TASK PROMPT
Return the entries below verbatim. Pictures stay out.

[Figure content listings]

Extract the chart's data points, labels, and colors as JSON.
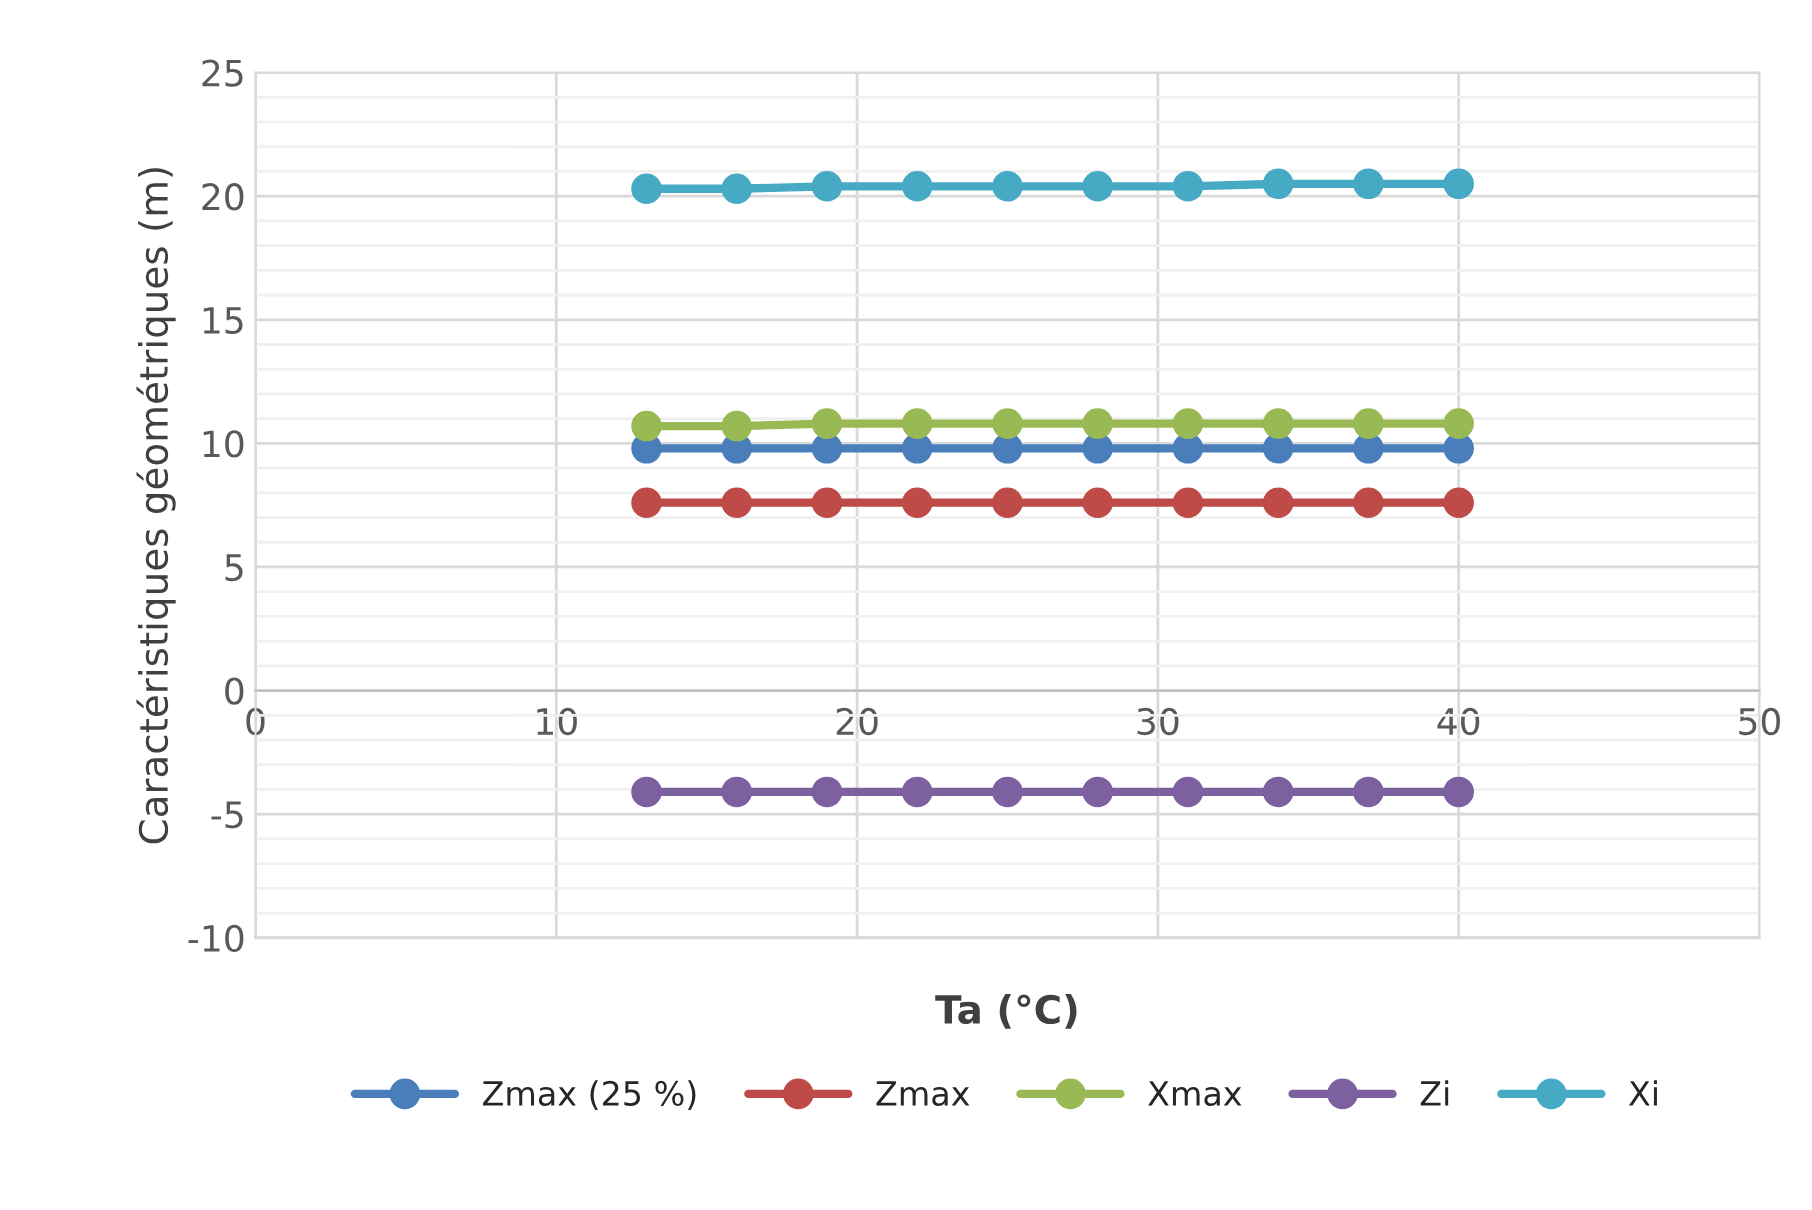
{
  "chart_data": {
    "type": "line",
    "xlabel": "Ta (°C)",
    "ylabel": "Caractéristiques géométriques (m)",
    "x": [
      13,
      16,
      19,
      22,
      25,
      28,
      31,
      34,
      37,
      40
    ],
    "series": [
      {
        "name": "Zmax (25 %)",
        "color": "#4a7ebb",
        "values": [
          9.8,
          9.8,
          9.8,
          9.8,
          9.8,
          9.8,
          9.8,
          9.8,
          9.8,
          9.8
        ]
      },
      {
        "name": "Zmax",
        "color": "#be4b48",
        "values": [
          7.6,
          7.6,
          7.6,
          7.6,
          7.6,
          7.6,
          7.6,
          7.6,
          7.6,
          7.6
        ]
      },
      {
        "name": "Xmax",
        "color": "#98b954",
        "values": [
          10.7,
          10.7,
          10.8,
          10.8,
          10.8,
          10.8,
          10.8,
          10.8,
          10.8,
          10.8
        ]
      },
      {
        "name": "Zi",
        "color": "#7d60a0",
        "values": [
          -4.1,
          -4.1,
          -4.1,
          -4.1,
          -4.1,
          -4.1,
          -4.1,
          -4.1,
          -4.1,
          -4.1
        ]
      },
      {
        "name": "Xi",
        "color": "#46aac5",
        "values": [
          20.3,
          20.3,
          20.4,
          20.4,
          20.4,
          20.4,
          20.4,
          20.5,
          20.5,
          20.5
        ]
      }
    ],
    "xlim": [
      0,
      50
    ],
    "xticks": [
      0,
      10,
      20,
      30,
      40,
      50
    ],
    "ylim": [
      -10,
      25
    ],
    "yticks": [
      -10,
      -5,
      0,
      5,
      10,
      15,
      20,
      25
    ],
    "grid": true,
    "legend": "bottom",
    "marker": "circle",
    "line_style": "solid"
  }
}
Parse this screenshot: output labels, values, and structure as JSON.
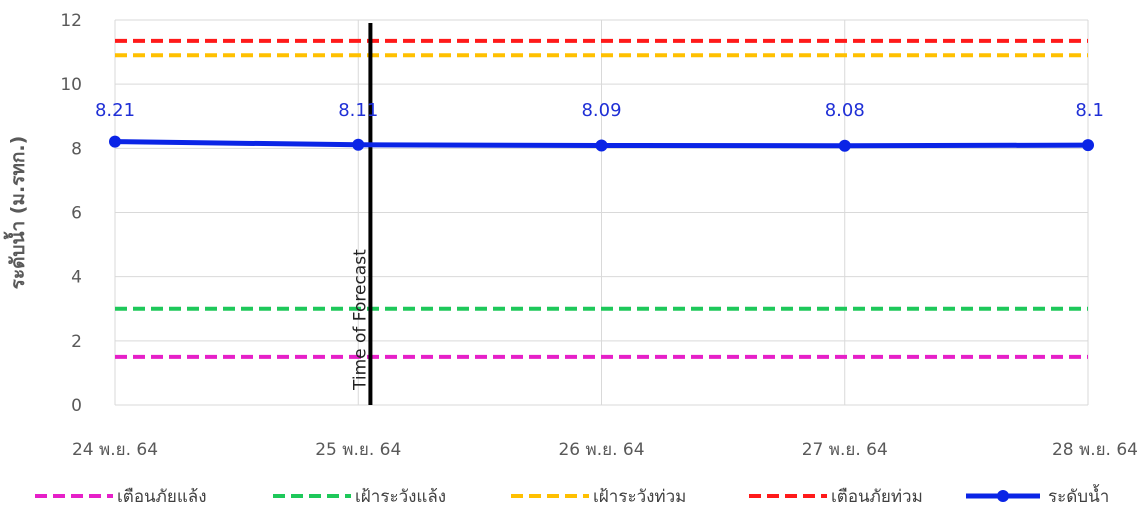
{
  "chart_data": {
    "type": "line",
    "categories": [
      "24 พ.ย. 64",
      "25 พ.ย. 64",
      "26 พ.ย. 64",
      "27 พ.ย. 64",
      "28 พ.ย. 64"
    ],
    "ylabel": "ระดับน้ำ (ม.รทก.)",
    "ylim": [
      0,
      12
    ],
    "yticks": [
      0,
      2,
      4,
      6,
      8,
      10,
      12
    ],
    "grid": true,
    "legend_position": "bottom",
    "threshold_lines": [
      {
        "name": "เตือนภัยแล้ง",
        "value": 1.5,
        "color": "#e620c8",
        "style": "dashed"
      },
      {
        "name": "เฝ้าระวังแล้ง",
        "value": 3.0,
        "color": "#1ec85a",
        "style": "dashed"
      },
      {
        "name": "เฝ้าระวังท่วม",
        "value": 10.9,
        "color": "#ffc000",
        "style": "dashed"
      },
      {
        "name": "เตือนภัยท่วม",
        "value": 11.35,
        "color": "#ff1a1a",
        "style": "dashed"
      }
    ],
    "series": [
      {
        "name": "ระดับน้ำ",
        "values": [
          8.21,
          8.11,
          8.09,
          8.08,
          8.1
        ],
        "labels": [
          "8.21",
          "8.11",
          "8.09",
          "8.08",
          "8.1"
        ],
        "color": "#0a24e6"
      }
    ],
    "vertical_marker": {
      "label": "Time of Forecast",
      "at_category": 1.05,
      "color": "#000000"
    }
  }
}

TASK RESULT
Extract the chart's data points, labels, and colors as JSON.
{
  "chart_data": {
    "type": "line",
    "xlabel": "Ta (°C)",
    "ylabel": "Caractéristiques géométriques (m)",
    "x": [
      13,
      16,
      19,
      22,
      25,
      28,
      31,
      34,
      37,
      40
    ],
    "series": [
      {
        "name": "Zmax (25 %)",
        "color": "#4a7ebb",
        "values": [
          9.8,
          9.8,
          9.8,
          9.8,
          9.8,
          9.8,
          9.8,
          9.8,
          9.8,
          9.8
        ]
      },
      {
        "name": "Zmax",
        "color": "#be4b48",
        "values": [
          7.6,
          7.6,
          7.6,
          7.6,
          7.6,
          7.6,
          7.6,
          7.6,
          7.6,
          7.6
        ]
      },
      {
        "name": "Xmax",
        "color": "#98b954",
        "values": [
          10.7,
          10.7,
          10.8,
          10.8,
          10.8,
          10.8,
          10.8,
          10.8,
          10.8,
          10.8
        ]
      },
      {
        "name": "Zi",
        "color": "#7d60a0",
        "values": [
          -4.1,
          -4.1,
          -4.1,
          -4.1,
          -4.1,
          -4.1,
          -4.1,
          -4.1,
          -4.1,
          -4.1
        ]
      },
      {
        "name": "Xi",
        "color": "#46aac5",
        "values": [
          20.3,
          20.3,
          20.4,
          20.4,
          20.4,
          20.4,
          20.4,
          20.5,
          20.5,
          20.5
        ]
      }
    ],
    "xlim": [
      0,
      50
    ],
    "xticks": [
      0,
      10,
      20,
      30,
      40,
      50
    ],
    "ylim": [
      -10,
      25
    ],
    "yticks": [
      -10,
      -5,
      0,
      5,
      10,
      15,
      20,
      25
    ],
    "grid": true,
    "legend": "bottom",
    "marker": "circle",
    "line_style": "solid"
  }
}
Parse this screenshot: output labels, values, and structure as JSON.
{
  "chart_data": {
    "type": "line",
    "categories": [
      "24 พ.ย. 64",
      "25 พ.ย. 64",
      "26 พ.ย. 64",
      "27 พ.ย. 64",
      "28 พ.ย. 64"
    ],
    "ylabel": "ระดับน้ำ (ม.รทก.)",
    "ylim": [
      0,
      12
    ],
    "yticks": [
      0,
      2,
      4,
      6,
      8,
      10,
      12
    ],
    "grid": true,
    "legend_position": "bottom",
    "threshold_lines": [
      {
        "name": "เตือนภัยแล้ง",
        "value": 1.5,
        "color": "#e620c8",
        "style": "dashed"
      },
      {
        "name": "เฝ้าระวังแล้ง",
        "value": 3.0,
        "color": "#1ec85a",
        "style": "dashed"
      },
      {
        "name": "เฝ้าระวังท่วม",
        "value": 10.9,
        "color": "#ffc000",
        "style": "dashed"
      },
      {
        "name": "เตือนภัยท่วม",
        "value": 11.35,
        "color": "#ff1a1a",
        "style": "dashed"
      }
    ],
    "series": [
      {
        "name": "ระดับน้ำ",
        "values": [
          8.21,
          8.11,
          8.09,
          8.08,
          8.1
        ],
        "labels": [
          "8.21",
          "8.11",
          "8.09",
          "8.08",
          "8.1"
        ],
        "color": "#0a24e6"
      }
    ],
    "vertical_marker": {
      "label": "Time of Forecast",
      "at_category": 1.05,
      "color": "#000000"
    }
  }
}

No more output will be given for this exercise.